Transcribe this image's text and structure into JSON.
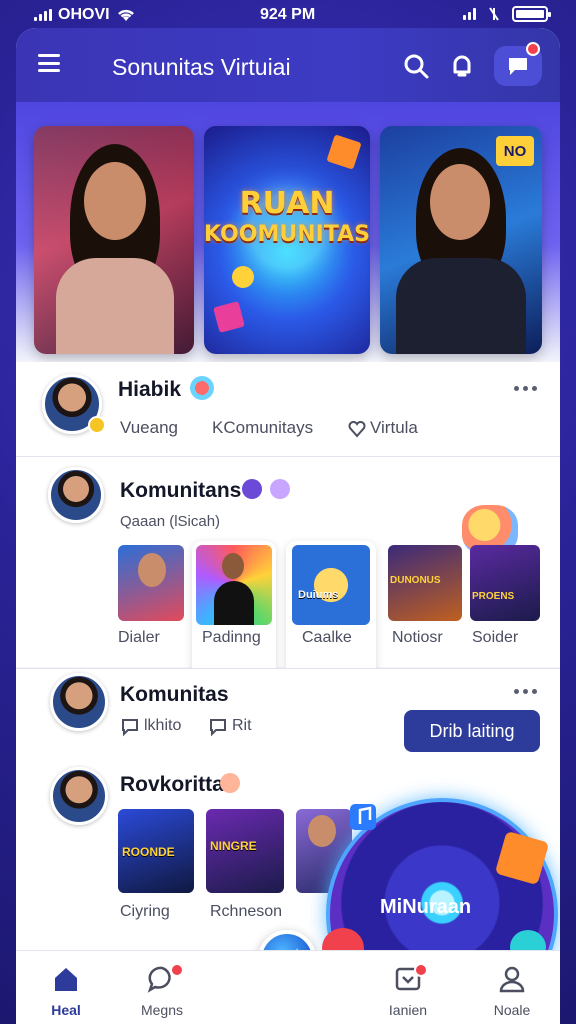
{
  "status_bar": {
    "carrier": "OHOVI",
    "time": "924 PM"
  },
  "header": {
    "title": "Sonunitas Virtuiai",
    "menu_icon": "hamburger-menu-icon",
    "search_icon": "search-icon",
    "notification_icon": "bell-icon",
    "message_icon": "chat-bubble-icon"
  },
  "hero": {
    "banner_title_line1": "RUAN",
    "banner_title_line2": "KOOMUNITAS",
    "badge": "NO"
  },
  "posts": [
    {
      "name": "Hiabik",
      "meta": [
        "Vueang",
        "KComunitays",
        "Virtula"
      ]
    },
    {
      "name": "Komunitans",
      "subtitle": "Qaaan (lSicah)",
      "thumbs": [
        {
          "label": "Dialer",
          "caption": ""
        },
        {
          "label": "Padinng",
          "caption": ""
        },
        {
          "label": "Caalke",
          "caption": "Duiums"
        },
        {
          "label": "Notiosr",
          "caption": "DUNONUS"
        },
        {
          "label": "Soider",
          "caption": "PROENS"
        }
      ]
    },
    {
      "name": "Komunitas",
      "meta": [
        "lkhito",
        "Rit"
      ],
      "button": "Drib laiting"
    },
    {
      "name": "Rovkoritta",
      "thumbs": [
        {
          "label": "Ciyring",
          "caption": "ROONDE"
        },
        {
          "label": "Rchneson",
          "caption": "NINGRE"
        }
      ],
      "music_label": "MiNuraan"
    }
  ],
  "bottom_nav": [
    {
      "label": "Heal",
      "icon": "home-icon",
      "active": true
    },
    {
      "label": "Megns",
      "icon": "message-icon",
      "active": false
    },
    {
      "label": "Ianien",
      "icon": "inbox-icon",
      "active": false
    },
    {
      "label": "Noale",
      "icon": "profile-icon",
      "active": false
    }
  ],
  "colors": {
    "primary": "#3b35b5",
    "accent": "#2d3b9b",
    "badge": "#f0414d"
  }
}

######

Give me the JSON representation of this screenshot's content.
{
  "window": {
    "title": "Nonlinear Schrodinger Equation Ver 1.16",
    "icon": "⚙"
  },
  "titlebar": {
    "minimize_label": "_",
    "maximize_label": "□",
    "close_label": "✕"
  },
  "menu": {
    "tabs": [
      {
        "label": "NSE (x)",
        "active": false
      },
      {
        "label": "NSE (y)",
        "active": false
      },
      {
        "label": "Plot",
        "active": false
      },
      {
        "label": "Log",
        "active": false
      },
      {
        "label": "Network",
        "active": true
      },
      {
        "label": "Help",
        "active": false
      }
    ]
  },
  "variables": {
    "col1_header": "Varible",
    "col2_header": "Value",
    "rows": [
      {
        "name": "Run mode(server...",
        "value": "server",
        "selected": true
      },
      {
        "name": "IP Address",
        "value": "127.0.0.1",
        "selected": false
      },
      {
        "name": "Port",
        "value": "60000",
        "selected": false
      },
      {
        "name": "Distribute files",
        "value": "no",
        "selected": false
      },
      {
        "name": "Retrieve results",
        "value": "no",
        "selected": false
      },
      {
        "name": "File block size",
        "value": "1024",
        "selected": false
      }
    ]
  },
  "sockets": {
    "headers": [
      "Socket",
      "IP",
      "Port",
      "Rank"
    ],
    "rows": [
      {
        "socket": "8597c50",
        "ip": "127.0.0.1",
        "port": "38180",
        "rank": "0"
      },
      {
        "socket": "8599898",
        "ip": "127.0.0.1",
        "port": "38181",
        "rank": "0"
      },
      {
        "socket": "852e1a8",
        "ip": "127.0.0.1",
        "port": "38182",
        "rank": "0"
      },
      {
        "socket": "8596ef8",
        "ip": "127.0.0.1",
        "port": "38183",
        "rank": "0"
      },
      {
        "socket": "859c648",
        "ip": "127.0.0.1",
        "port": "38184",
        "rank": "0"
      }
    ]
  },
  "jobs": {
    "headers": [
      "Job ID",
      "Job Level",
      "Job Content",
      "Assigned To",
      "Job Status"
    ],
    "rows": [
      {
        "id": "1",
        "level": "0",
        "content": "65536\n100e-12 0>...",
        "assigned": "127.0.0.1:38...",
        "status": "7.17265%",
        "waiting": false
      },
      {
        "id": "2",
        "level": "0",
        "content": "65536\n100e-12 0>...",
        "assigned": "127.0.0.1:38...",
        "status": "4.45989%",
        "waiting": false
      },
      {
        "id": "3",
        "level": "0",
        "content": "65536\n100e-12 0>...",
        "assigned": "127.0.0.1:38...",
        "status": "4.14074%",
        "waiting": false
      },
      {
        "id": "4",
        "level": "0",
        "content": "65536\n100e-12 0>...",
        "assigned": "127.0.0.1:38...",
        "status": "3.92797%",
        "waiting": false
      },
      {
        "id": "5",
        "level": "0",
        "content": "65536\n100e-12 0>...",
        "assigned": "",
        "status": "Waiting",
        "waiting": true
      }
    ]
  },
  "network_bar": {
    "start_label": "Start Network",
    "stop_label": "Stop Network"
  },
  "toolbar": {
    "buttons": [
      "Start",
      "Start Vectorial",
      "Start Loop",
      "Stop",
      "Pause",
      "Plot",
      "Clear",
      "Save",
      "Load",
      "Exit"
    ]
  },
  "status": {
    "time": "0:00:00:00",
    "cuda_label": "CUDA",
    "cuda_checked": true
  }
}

######

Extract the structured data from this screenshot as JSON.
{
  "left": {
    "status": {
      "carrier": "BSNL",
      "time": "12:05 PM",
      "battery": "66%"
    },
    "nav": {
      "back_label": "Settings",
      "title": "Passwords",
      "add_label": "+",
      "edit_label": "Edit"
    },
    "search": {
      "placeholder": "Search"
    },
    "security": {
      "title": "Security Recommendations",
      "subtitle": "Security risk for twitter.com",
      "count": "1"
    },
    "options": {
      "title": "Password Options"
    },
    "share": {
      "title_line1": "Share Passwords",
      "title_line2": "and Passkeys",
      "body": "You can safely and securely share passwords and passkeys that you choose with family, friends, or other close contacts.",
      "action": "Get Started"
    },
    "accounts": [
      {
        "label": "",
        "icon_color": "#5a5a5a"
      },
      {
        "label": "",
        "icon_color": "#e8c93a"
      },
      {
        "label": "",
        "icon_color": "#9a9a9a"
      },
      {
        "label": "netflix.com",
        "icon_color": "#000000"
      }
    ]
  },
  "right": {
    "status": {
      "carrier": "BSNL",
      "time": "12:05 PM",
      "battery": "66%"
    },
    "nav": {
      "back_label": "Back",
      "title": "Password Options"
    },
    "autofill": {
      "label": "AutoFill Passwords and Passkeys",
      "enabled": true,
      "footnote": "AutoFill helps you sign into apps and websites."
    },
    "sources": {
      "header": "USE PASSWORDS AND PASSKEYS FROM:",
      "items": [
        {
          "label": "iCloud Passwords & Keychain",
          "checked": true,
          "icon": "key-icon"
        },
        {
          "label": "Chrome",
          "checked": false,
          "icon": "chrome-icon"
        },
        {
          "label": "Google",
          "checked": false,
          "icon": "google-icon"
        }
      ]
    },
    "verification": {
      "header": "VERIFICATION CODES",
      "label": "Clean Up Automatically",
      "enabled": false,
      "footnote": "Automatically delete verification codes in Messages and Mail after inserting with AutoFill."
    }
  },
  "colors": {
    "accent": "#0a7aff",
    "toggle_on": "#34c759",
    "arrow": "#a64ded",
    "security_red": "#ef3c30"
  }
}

######

Look over the listing. Pull out every line with the string "time" in it.

    "time": "924 PM"
    "time": "0:00:00:00",
      "time": "12:05 PM",
      "time": "12:05 PM",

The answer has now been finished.